→ **What needs to be done**: Repeat each entry exactly and drop the pictures.

→ **Data provided**:
________________

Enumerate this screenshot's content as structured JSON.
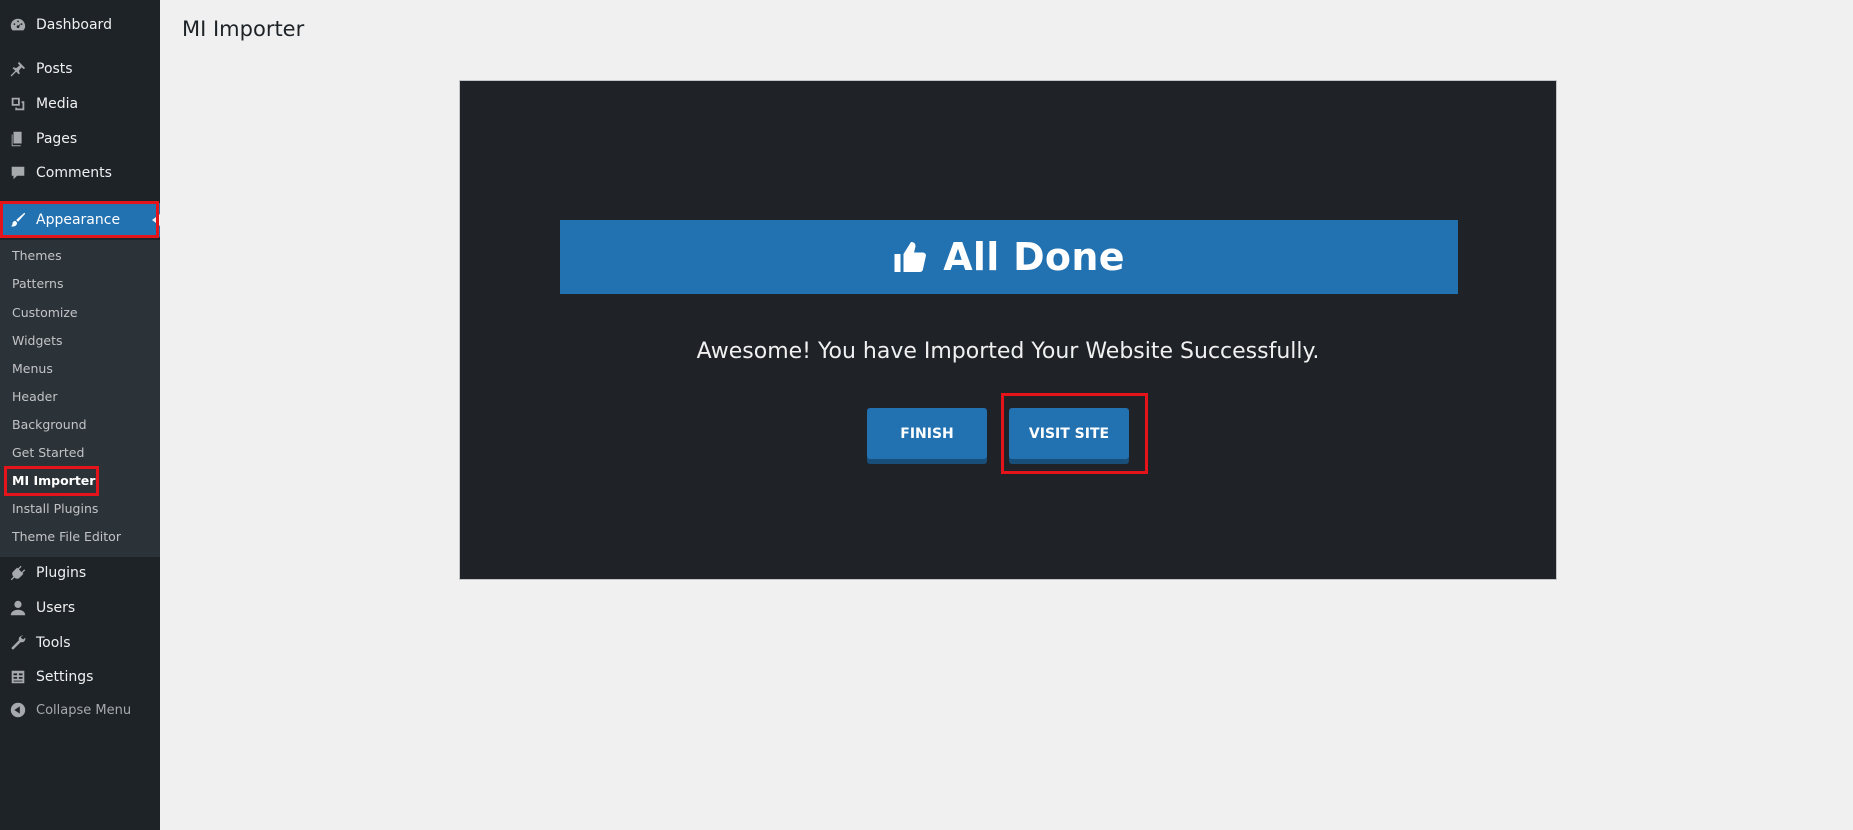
{
  "sidebar": {
    "items": [
      {
        "label": "Dashboard",
        "icon": "dashboard-icon"
      },
      {
        "label": "Posts",
        "icon": "pin-icon"
      },
      {
        "label": "Media",
        "icon": "media-icon"
      },
      {
        "label": "Pages",
        "icon": "pages-icon"
      },
      {
        "label": "Comments",
        "icon": "comment-icon"
      },
      {
        "label": "Appearance",
        "icon": "brush-icon"
      },
      {
        "label": "Plugins",
        "icon": "plugin-icon"
      },
      {
        "label": "Users",
        "icon": "user-icon"
      },
      {
        "label": "Tools",
        "icon": "wrench-icon"
      },
      {
        "label": "Settings",
        "icon": "settings-icon"
      },
      {
        "label": "Collapse Menu",
        "icon": "collapse-icon"
      }
    ],
    "submenu": [
      "Themes",
      "Patterns",
      "Customize",
      "Widgets",
      "Menus",
      "Header",
      "Background",
      "Get Started",
      "MI Importer",
      "Install Plugins",
      "Theme File Editor"
    ]
  },
  "page": {
    "title": "MI Importer",
    "banner_title": "All Done",
    "message": "Awesome! You have Imported Your Website Successfully.",
    "finish_label": "FINISH",
    "visit_label": "VISIT SITE"
  },
  "colors": {
    "sidebar_bg": "#1d2327",
    "submenu_bg": "#2c3338",
    "accent": "#2271b1",
    "panel_bg": "#1f2327",
    "highlight": "#e5141b"
  }
}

________________

→ **Written reply**:
Enumerate this screenshot's content as structured JSON.
{
  "sidebar": {
    "items": [
      {
        "label": "Dashboard",
        "icon": "dashboard-icon"
      },
      {
        "label": "Posts",
        "icon": "pin-icon"
      },
      {
        "label": "Media",
        "icon": "media-icon"
      },
      {
        "label": "Pages",
        "icon": "pages-icon"
      },
      {
        "label": "Comments",
        "icon": "comment-icon"
      },
      {
        "label": "Appearance",
        "icon": "brush-icon"
      },
      {
        "label": "Plugins",
        "icon": "plugin-icon"
      },
      {
        "label": "Users",
        "icon": "user-icon"
      },
      {
        "label": "Tools",
        "icon": "wrench-icon"
      },
      {
        "label": "Settings",
        "icon": "settings-icon"
      },
      {
        "label": "Collapse Menu",
        "icon": "collapse-icon"
      }
    ],
    "submenu": [
      "Themes",
      "Patterns",
      "Customize",
      "Widgets",
      "Menus",
      "Header",
      "Background",
      "Get Started",
      "MI Importer",
      "Install Plugins",
      "Theme File Editor"
    ]
  },
  "page": {
    "title": "MI Importer",
    "banner_title": "All Done",
    "message": "Awesome! You have Imported Your Website Successfully.",
    "finish_label": "FINISH",
    "visit_label": "VISIT SITE"
  },
  "colors": {
    "sidebar_bg": "#1d2327",
    "submenu_bg": "#2c3338",
    "accent": "#2271b1",
    "panel_bg": "#1f2327",
    "highlight": "#e5141b"
  }
}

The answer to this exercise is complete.